### TO BE DONE
Go through the listing and write out all of it exactly.

### Dataset records
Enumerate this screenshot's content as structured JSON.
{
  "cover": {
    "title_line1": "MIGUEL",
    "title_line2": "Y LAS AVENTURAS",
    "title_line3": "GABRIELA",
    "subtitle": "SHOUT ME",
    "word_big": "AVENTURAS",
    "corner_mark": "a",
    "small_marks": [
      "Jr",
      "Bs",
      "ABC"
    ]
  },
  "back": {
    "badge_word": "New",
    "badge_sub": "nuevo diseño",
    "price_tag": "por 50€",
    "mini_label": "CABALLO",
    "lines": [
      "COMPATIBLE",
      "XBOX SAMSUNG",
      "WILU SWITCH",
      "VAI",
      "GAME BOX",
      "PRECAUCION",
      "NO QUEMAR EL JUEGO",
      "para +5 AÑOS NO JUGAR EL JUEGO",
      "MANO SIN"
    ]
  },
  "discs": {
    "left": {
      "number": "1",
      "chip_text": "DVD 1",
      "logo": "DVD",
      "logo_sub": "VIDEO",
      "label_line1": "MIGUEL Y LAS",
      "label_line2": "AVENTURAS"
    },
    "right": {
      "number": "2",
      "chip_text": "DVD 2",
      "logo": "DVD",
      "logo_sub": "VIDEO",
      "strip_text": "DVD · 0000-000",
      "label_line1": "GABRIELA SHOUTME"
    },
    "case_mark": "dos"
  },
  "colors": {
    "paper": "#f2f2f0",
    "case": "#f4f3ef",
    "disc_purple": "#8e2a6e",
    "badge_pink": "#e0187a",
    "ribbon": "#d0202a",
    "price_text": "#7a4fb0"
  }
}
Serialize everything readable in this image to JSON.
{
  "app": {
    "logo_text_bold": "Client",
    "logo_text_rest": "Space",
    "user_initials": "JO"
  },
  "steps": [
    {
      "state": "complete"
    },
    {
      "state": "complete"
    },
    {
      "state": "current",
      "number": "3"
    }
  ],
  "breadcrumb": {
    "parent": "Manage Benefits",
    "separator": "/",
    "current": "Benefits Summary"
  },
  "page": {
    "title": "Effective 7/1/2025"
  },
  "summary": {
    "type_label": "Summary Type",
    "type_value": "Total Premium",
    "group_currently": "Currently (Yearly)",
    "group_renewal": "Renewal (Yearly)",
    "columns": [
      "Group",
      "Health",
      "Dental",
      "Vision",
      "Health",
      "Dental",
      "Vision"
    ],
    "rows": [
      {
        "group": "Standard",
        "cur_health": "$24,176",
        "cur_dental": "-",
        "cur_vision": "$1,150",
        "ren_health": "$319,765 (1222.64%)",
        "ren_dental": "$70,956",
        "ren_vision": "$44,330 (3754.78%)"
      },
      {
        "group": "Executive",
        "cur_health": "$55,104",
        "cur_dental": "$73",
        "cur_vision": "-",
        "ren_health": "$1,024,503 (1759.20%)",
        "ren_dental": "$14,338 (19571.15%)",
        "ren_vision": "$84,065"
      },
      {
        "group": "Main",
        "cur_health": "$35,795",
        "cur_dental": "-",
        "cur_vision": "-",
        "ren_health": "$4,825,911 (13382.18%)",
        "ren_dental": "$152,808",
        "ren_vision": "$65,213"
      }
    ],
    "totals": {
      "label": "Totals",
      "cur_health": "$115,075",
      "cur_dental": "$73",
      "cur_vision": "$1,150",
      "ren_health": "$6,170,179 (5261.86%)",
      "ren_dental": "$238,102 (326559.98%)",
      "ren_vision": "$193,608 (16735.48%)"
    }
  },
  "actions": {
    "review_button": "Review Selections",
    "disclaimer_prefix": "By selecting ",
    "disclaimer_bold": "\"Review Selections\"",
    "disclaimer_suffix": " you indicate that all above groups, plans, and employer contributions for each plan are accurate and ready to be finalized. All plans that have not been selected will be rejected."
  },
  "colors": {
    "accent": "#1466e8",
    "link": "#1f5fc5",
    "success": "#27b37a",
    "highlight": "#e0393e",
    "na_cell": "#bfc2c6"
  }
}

### FINISHED TASK
Enumerate this screenshot's content as structured JSON.
{
  "cover": {
    "title_line1": "MIGUEL",
    "title_line2": "Y LAS AVENTURAS",
    "title_line3": "GABRIELA",
    "subtitle": "SHOUT ME",
    "word_big": "AVENTURAS",
    "corner_mark": "a",
    "small_marks": [
      "Jr",
      "Bs",
      "ABC"
    ]
  },
  "back": {
    "badge_word": "New",
    "badge_sub": "nuevo diseño",
    "price_tag": "por 50€",
    "mini_label": "CABALLO",
    "lines": [
      "COMPATIBLE",
      "XBOX SAMSUNG",
      "WILU SWITCH",
      "VAI",
      "GAME BOX",
      "PRECAUCION",
      "NO QUEMAR EL JUEGO",
      "para +5 AÑOS NO JUGAR EL JUEGO",
      "MANO SIN"
    ]
  },
  "discs": {
    "left": {
      "number": "1",
      "chip_text": "DVD 1",
      "logo": "DVD",
      "logo_sub": "VIDEO",
      "label_line1": "MIGUEL Y LAS",
      "label_line2": "AVENTURAS"
    },
    "right": {
      "number": "2",
      "chip_text": "DVD 2",
      "logo": "DVD",
      "logo_sub": "VIDEO",
      "strip_text": "DVD · 0000-000",
      "label_line1": "GABRIELA SHOUTME"
    },
    "case_mark": "dos"
  },
  "colors": {
    "paper": "#f2f2f0",
    "case": "#f4f3ef",
    "disc_purple": "#8e2a6e",
    "badge_pink": "#e0187a",
    "ribbon": "#d0202a",
    "price_text": "#7a4fb0"
  }
}
Serialize everything readable in this image to JSON.
{
  "app": {
    "logo_text_bold": "Client",
    "logo_text_rest": "Space",
    "user_initials": "JO"
  },
  "steps": [
    {
      "state": "complete"
    },
    {
      "state": "complete"
    },
    {
      "state": "current",
      "number": "3"
    }
  ],
  "breadcrumb": {
    "parent": "Manage Benefits",
    "separator": "/",
    "current": "Benefits Summary"
  },
  "page": {
    "title": "Effective 7/1/2025"
  },
  "summary": {
    "type_label": "Summary Type",
    "type_value": "Total Premium",
    "group_currently": "Currently (Yearly)",
    "group_renewal": "Renewal (Yearly)",
    "columns": [
      "Group",
      "Health",
      "Dental",
      "Vision",
      "Health",
      "Dental",
      "Vision"
    ],
    "rows": [
      {
        "group": "Standard",
        "cur_health": "$24,176",
        "cur_dental": "-",
        "cur_vision": "$1,150",
        "ren_health": "$319,765 (1222.64%)",
        "ren_dental": "$70,956",
        "ren_vision": "$44,330 (3754.78%)"
      },
      {
        "group": "Executive",
        "cur_health": "$55,104",
        "cur_dental": "$73",
        "cur_vision": "-",
        "ren_health": "$1,024,503 (1759.20%)",
        "ren_dental": "$14,338 (19571.15%)",
        "ren_vision": "$84,065"
      },
      {
        "group": "Main",
        "cur_health": "$35,795",
        "cur_dental": "-",
        "cur_vision": "-",
        "ren_health": "$4,825,911 (13382.18%)",
        "ren_dental": "$152,808",
        "ren_vision": "$65,213"
      }
    ],
    "totals": {
      "label": "Totals",
      "cur_health": "$115,075",
      "cur_dental": "$73",
      "cur_vision": "$1,150",
      "ren_health": "$6,170,179 (5261.86%)",
      "ren_dental": "$238,102 (326559.98%)",
      "ren_vision": "$193,608 (16735.48%)"
    }
  },
  "actions": {
    "review_button": "Review Selections",
    "disclaimer_prefix": "By selecting ",
    "disclaimer_bold": "\"Review Selections\"",
    "disclaimer_suffix": " you indicate that all above groups, plans, and employer contributions for each plan are accurate and ready to be finalized. All plans that have not been selected will be rejected."
  },
  "colors": {
    "accent": "#1466e8",
    "link": "#1f5fc5",
    "success": "#27b37a",
    "highlight": "#e0393e",
    "na_cell": "#bfc2c6"
  }
}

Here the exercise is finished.